__DO THIS__. Report all lines holding "wheel".

__TASK INPUTS__.
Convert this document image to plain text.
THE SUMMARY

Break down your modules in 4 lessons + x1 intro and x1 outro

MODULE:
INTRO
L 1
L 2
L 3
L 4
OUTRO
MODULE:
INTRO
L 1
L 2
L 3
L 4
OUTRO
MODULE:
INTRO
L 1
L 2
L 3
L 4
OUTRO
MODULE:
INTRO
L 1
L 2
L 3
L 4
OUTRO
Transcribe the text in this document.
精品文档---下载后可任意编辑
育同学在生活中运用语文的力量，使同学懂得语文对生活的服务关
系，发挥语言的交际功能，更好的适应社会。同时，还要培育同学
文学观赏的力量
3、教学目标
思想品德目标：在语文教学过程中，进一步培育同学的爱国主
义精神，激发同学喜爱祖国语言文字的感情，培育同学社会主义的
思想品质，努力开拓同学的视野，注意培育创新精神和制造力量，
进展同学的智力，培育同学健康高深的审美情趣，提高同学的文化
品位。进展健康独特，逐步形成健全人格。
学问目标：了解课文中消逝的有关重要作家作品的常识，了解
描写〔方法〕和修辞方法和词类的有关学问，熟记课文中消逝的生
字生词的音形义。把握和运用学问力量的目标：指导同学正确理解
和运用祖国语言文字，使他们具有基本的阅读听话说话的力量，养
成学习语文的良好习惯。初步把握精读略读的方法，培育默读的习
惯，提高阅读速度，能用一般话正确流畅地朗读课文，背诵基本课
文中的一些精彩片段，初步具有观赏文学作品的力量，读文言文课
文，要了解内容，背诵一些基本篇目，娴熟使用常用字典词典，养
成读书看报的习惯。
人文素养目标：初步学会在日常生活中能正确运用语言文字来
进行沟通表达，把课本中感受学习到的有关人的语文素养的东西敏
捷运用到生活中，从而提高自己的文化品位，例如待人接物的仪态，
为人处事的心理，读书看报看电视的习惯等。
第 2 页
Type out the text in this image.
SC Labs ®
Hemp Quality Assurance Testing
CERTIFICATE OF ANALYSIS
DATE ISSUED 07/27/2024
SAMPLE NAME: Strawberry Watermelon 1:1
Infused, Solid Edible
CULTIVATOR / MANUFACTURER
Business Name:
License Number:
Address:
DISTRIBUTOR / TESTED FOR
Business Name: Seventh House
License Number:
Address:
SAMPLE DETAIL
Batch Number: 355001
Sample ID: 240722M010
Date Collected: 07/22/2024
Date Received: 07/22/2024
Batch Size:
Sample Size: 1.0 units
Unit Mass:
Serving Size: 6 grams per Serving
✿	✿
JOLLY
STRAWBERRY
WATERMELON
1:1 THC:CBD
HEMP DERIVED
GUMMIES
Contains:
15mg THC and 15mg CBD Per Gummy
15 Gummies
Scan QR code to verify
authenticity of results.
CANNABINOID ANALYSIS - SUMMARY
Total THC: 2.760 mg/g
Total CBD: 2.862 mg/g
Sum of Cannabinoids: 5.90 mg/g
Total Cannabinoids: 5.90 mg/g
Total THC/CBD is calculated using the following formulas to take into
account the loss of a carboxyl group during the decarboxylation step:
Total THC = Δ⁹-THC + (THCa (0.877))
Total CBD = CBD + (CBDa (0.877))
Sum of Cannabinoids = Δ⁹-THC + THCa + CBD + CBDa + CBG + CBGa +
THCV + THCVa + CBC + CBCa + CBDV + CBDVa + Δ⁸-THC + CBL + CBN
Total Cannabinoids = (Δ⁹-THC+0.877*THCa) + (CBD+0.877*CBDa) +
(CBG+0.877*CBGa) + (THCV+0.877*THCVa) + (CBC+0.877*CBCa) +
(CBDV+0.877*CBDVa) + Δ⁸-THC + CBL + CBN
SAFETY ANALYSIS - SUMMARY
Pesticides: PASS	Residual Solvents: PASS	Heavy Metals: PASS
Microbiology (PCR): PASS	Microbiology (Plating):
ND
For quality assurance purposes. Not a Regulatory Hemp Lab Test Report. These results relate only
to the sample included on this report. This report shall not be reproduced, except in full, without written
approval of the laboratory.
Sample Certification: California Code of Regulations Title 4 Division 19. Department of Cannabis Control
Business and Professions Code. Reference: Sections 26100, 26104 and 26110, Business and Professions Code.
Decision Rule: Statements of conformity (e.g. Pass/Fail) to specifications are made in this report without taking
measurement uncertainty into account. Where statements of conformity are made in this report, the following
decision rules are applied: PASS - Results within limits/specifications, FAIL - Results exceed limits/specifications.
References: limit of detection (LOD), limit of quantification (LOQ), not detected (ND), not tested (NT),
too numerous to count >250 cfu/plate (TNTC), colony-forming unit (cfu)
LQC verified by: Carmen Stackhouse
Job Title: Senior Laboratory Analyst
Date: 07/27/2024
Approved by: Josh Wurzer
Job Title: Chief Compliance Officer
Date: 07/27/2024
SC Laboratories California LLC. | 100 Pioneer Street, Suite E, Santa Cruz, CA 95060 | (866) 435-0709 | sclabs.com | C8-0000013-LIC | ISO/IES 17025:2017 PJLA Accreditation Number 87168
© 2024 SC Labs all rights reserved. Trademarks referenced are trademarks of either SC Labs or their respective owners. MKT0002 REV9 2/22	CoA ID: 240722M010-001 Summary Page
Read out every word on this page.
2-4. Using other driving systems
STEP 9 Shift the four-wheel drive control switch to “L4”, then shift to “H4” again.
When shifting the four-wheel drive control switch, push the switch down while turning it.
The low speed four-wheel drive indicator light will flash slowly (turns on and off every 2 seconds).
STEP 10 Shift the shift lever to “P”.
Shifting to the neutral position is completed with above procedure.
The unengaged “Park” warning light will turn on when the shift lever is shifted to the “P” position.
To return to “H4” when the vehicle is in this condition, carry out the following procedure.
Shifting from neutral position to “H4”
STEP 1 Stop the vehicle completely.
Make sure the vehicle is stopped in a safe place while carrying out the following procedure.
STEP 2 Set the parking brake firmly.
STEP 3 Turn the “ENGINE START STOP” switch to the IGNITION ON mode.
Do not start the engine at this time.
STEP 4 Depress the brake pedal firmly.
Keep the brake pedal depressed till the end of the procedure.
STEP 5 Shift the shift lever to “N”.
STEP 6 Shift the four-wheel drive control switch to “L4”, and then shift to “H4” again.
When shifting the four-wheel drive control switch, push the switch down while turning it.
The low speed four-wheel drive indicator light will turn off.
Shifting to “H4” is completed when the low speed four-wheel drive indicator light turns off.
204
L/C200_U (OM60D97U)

__SOLUTION TO THIS EXERCISE__.
STEP 9 Shift the four-wheel drive control switch to “L4”, then shift to “H4” again.
When shifting the four-wheel drive control switch, push the switch down while turning it.
The low speed four-wheel drive indicator light will flash slowly (turns on and off every 2 seconds).
STEP 6 Shift the four-wheel drive control switch to “L4”, and then shift to “H4” again.
When shifting the four-wheel drive control switch, push the switch down while turning it.
The low speed four-wheel drive indicator light will turn off.
Shifting to “H4” is completed when the low speed four-wheel drive indicator light turns off.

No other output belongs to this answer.